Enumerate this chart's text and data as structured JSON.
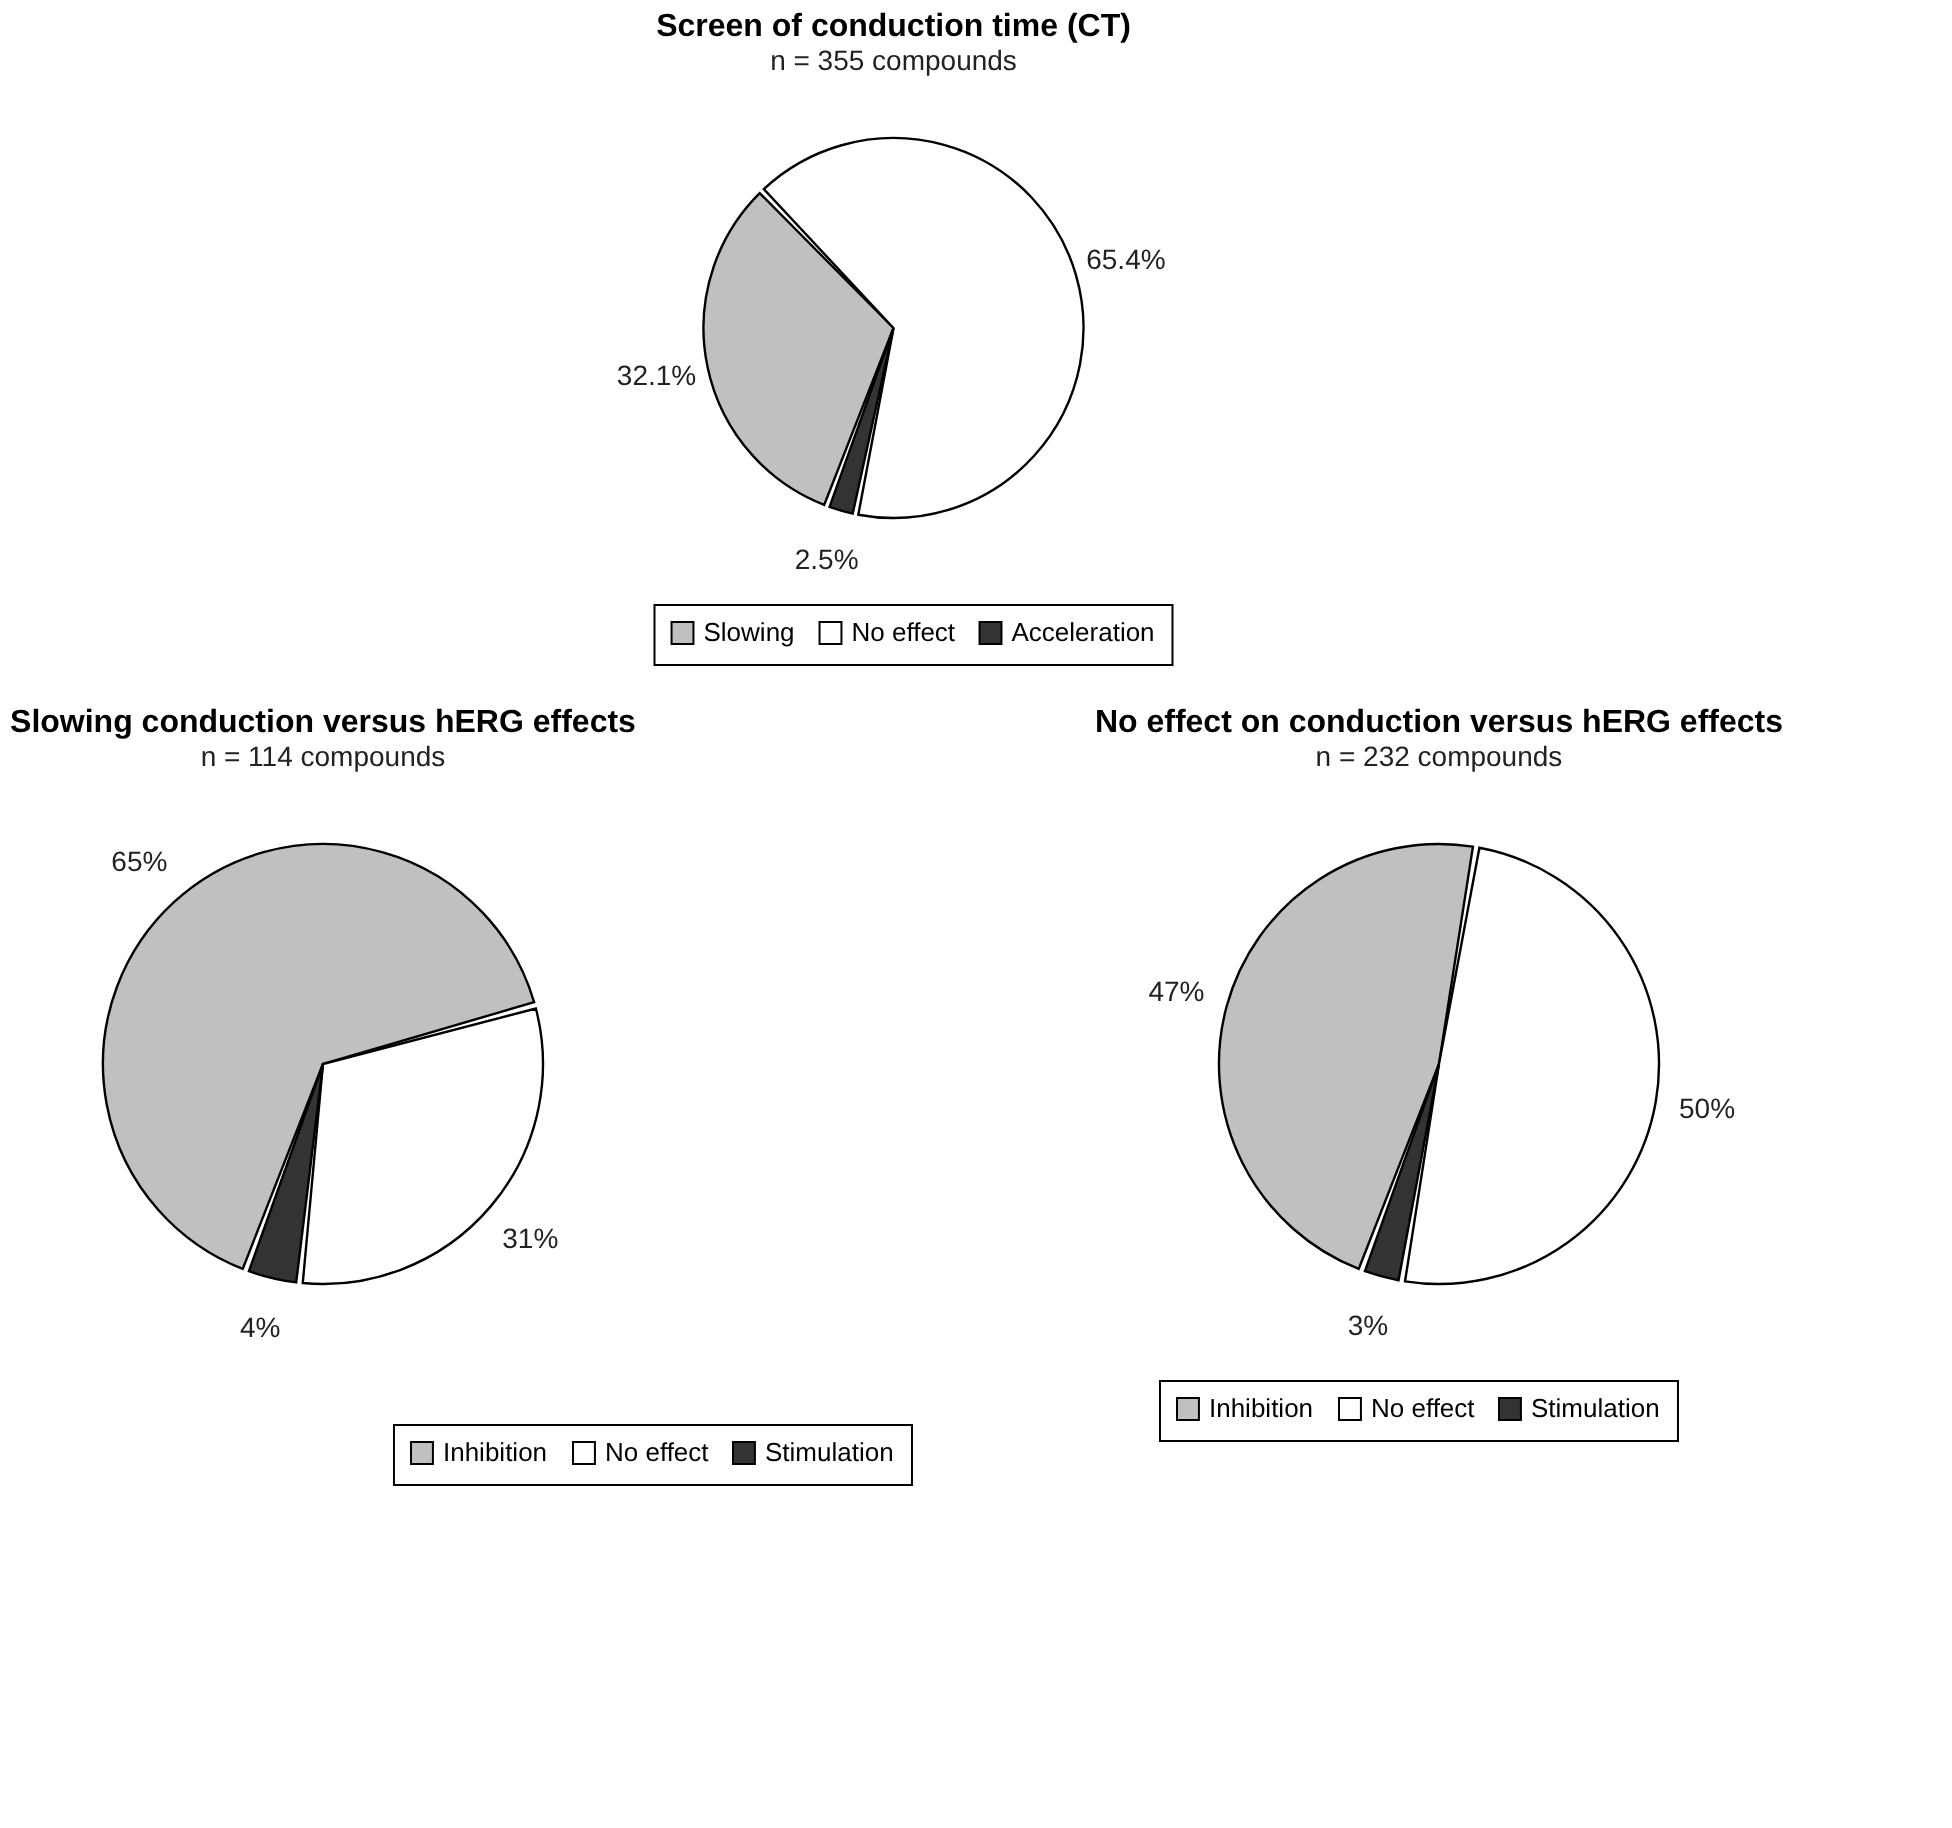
{
  "chart_data": [
    {
      "type": "pie",
      "title": "Screen of conduction time (CT)",
      "subtitle": "n = 355 compounds",
      "categories": [
        "Slowing",
        "No effect",
        "Acceleration"
      ],
      "values": [
        32.1,
        65.4,
        2.5
      ],
      "value_labels": [
        "32.1%",
        "65.4%",
        "2.5%"
      ],
      "colors": [
        "#c0c0c0",
        "#ffffff",
        "#333333"
      ],
      "legend": "bottom"
    },
    {
      "type": "pie",
      "title": "Slowing conduction versus hERG effects",
      "subtitle": "n = 114 compounds",
      "categories": [
        "Inhibition",
        "No effect",
        "Stimulation"
      ],
      "values": [
        65,
        31,
        4
      ],
      "value_labels": [
        "65%",
        "31%",
        "4%"
      ],
      "colors": [
        "#c0c0c0",
        "#ffffff",
        "#333333"
      ],
      "legend": "bottom"
    },
    {
      "type": "pie",
      "title": "No effect on conduction versus hERG effects",
      "subtitle": "n = 232 compounds",
      "categories": [
        "Inhibition",
        "No effect",
        "Stimulation"
      ],
      "values": [
        47,
        50,
        3
      ],
      "value_labels": [
        "47%",
        "50%",
        "3%"
      ],
      "colors": [
        "#c0c0c0",
        "#ffffff",
        "#333333"
      ],
      "legend": "bottom"
    }
  ]
}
■ ■ ■
- **Aim**:
Apart from the pictures, the entries above are to be repeated in full and exactly.

- **Solved problem**:
Enumerate this chart's text and data as structured JSON.
{
  "chart_data": [
    {
      "type": "pie",
      "title": "Screen of conduction time (CT)",
      "subtitle": "n = 355 compounds",
      "categories": [
        "Slowing",
        "No effect",
        "Acceleration"
      ],
      "values": [
        32.1,
        65.4,
        2.5
      ],
      "value_labels": [
        "32.1%",
        "65.4%",
        "2.5%"
      ],
      "colors": [
        "#c0c0c0",
        "#ffffff",
        "#333333"
      ],
      "legend": "bottom"
    },
    {
      "type": "pie",
      "title": "Slowing conduction versus hERG effects",
      "subtitle": "n = 114 compounds",
      "categories": [
        "Inhibition",
        "No effect",
        "Stimulation"
      ],
      "values": [
        65,
        31,
        4
      ],
      "value_labels": [
        "65%",
        "31%",
        "4%"
      ],
      "colors": [
        "#c0c0c0",
        "#ffffff",
        "#333333"
      ],
      "legend": "bottom"
    },
    {
      "type": "pie",
      "title": "No effect on conduction versus hERG effects",
      "subtitle": "n = 232 compounds",
      "categories": [
        "Inhibition",
        "No effect",
        "Stimulation"
      ],
      "values": [
        47,
        50,
        3
      ],
      "value_labels": [
        "47%",
        "50%",
        "3%"
      ],
      "colors": [
        "#c0c0c0",
        "#ffffff",
        "#333333"
      ],
      "legend": "bottom"
    }
  ]
}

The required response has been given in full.